### Short exercise
Pick out every line of the entries below where "Javad" occurs, and copy those lines.

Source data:
++++++++++++++++++++
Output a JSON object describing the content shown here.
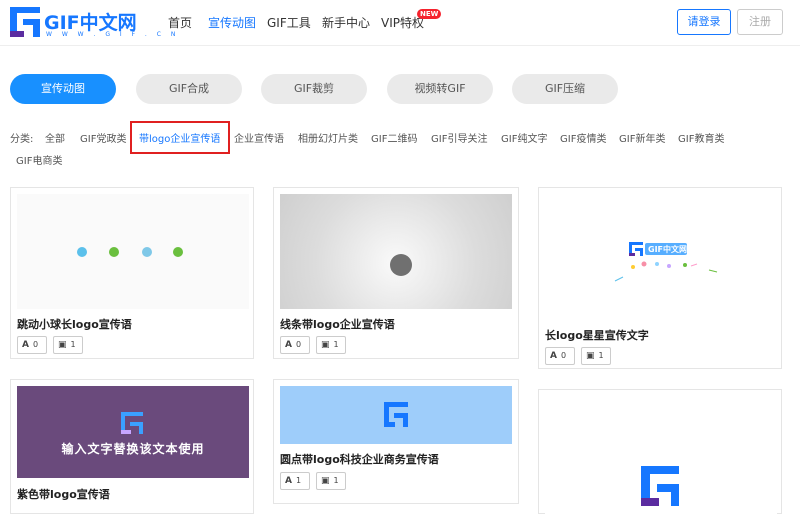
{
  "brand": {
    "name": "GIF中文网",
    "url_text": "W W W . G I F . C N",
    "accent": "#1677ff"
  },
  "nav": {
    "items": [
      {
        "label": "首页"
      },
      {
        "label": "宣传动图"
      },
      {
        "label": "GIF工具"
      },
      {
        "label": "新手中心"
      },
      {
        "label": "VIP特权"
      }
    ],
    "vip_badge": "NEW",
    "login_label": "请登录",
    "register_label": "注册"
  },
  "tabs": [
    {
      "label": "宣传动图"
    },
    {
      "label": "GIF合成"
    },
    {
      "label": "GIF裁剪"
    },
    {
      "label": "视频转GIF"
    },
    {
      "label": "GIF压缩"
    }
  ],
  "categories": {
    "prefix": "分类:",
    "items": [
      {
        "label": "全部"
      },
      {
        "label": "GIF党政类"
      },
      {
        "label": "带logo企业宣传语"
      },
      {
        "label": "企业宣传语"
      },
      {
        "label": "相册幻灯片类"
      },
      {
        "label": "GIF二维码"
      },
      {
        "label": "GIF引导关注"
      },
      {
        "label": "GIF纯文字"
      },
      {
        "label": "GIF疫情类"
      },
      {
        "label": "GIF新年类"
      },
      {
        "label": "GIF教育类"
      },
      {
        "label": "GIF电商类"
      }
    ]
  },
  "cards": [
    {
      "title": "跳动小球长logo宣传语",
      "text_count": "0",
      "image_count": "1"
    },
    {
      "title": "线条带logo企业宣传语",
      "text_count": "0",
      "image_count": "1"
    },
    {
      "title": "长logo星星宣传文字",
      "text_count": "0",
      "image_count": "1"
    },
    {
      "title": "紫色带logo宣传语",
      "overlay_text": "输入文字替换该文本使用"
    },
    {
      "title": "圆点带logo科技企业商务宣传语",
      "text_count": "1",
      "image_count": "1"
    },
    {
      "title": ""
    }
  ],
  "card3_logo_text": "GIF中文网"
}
++++++++++++++++++++
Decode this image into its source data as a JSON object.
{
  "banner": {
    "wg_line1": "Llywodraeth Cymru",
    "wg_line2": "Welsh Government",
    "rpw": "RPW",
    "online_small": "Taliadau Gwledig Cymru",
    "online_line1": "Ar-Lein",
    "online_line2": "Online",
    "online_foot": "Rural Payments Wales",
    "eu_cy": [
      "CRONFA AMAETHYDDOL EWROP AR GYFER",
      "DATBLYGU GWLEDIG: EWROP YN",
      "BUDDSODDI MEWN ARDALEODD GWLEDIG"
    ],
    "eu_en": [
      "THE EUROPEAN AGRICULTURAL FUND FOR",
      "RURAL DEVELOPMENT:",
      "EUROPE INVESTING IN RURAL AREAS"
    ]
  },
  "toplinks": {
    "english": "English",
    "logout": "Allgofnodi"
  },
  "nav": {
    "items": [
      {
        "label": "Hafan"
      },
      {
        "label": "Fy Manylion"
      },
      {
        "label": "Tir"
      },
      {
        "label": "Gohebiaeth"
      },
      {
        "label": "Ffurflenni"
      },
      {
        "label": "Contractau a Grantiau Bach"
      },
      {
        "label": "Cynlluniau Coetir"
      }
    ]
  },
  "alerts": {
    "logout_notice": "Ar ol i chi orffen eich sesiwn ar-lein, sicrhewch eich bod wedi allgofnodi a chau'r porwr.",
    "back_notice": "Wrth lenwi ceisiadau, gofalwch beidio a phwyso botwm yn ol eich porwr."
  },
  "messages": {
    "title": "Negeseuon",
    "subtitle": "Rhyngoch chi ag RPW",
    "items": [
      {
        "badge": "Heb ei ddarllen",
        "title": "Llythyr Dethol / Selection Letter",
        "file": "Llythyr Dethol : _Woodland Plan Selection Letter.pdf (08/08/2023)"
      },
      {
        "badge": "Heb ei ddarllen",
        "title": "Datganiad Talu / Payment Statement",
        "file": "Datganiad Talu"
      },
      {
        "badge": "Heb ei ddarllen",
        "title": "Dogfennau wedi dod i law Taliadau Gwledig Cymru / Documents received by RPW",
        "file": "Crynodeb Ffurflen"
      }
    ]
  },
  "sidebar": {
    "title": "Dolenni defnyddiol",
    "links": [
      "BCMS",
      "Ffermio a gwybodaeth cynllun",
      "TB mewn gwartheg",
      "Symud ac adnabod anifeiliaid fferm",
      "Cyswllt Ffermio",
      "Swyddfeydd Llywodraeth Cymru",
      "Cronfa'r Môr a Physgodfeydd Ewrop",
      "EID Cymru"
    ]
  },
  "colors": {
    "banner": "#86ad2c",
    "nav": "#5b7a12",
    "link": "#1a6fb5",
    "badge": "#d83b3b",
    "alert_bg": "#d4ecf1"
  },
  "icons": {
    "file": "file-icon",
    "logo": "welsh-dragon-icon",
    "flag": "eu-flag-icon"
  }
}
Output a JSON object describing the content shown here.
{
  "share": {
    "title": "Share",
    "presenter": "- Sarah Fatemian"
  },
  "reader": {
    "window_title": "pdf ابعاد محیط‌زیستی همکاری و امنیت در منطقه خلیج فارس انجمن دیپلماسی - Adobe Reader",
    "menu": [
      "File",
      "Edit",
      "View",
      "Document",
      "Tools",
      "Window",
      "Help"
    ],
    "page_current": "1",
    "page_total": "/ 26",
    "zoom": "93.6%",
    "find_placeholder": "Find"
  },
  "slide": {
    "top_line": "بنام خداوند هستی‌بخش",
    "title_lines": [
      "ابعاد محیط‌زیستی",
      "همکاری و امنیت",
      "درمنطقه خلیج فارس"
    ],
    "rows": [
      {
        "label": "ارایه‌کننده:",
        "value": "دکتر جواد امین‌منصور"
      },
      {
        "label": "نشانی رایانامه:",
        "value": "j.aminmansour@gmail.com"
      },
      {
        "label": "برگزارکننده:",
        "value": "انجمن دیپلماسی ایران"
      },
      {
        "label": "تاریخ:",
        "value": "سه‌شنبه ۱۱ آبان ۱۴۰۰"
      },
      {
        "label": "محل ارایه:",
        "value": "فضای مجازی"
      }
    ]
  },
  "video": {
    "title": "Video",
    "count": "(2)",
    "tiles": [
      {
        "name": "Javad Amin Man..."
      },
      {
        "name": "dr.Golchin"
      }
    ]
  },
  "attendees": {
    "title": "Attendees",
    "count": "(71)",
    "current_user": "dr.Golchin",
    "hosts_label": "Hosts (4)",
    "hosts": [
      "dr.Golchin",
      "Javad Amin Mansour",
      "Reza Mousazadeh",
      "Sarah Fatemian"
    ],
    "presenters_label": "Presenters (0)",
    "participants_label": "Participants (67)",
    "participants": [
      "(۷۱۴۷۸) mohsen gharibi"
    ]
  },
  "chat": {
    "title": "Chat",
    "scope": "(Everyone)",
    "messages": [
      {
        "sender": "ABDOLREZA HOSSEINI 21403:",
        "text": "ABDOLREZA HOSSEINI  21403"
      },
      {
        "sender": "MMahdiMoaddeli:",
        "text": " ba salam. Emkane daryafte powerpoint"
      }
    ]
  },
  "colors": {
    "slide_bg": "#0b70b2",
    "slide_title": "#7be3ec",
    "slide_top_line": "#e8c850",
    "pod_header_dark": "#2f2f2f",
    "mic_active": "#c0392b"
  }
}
++++++++++++++++++++
### Response to the task
        "name": "Javad Amin Man..."
      "Javad Amin Mansour",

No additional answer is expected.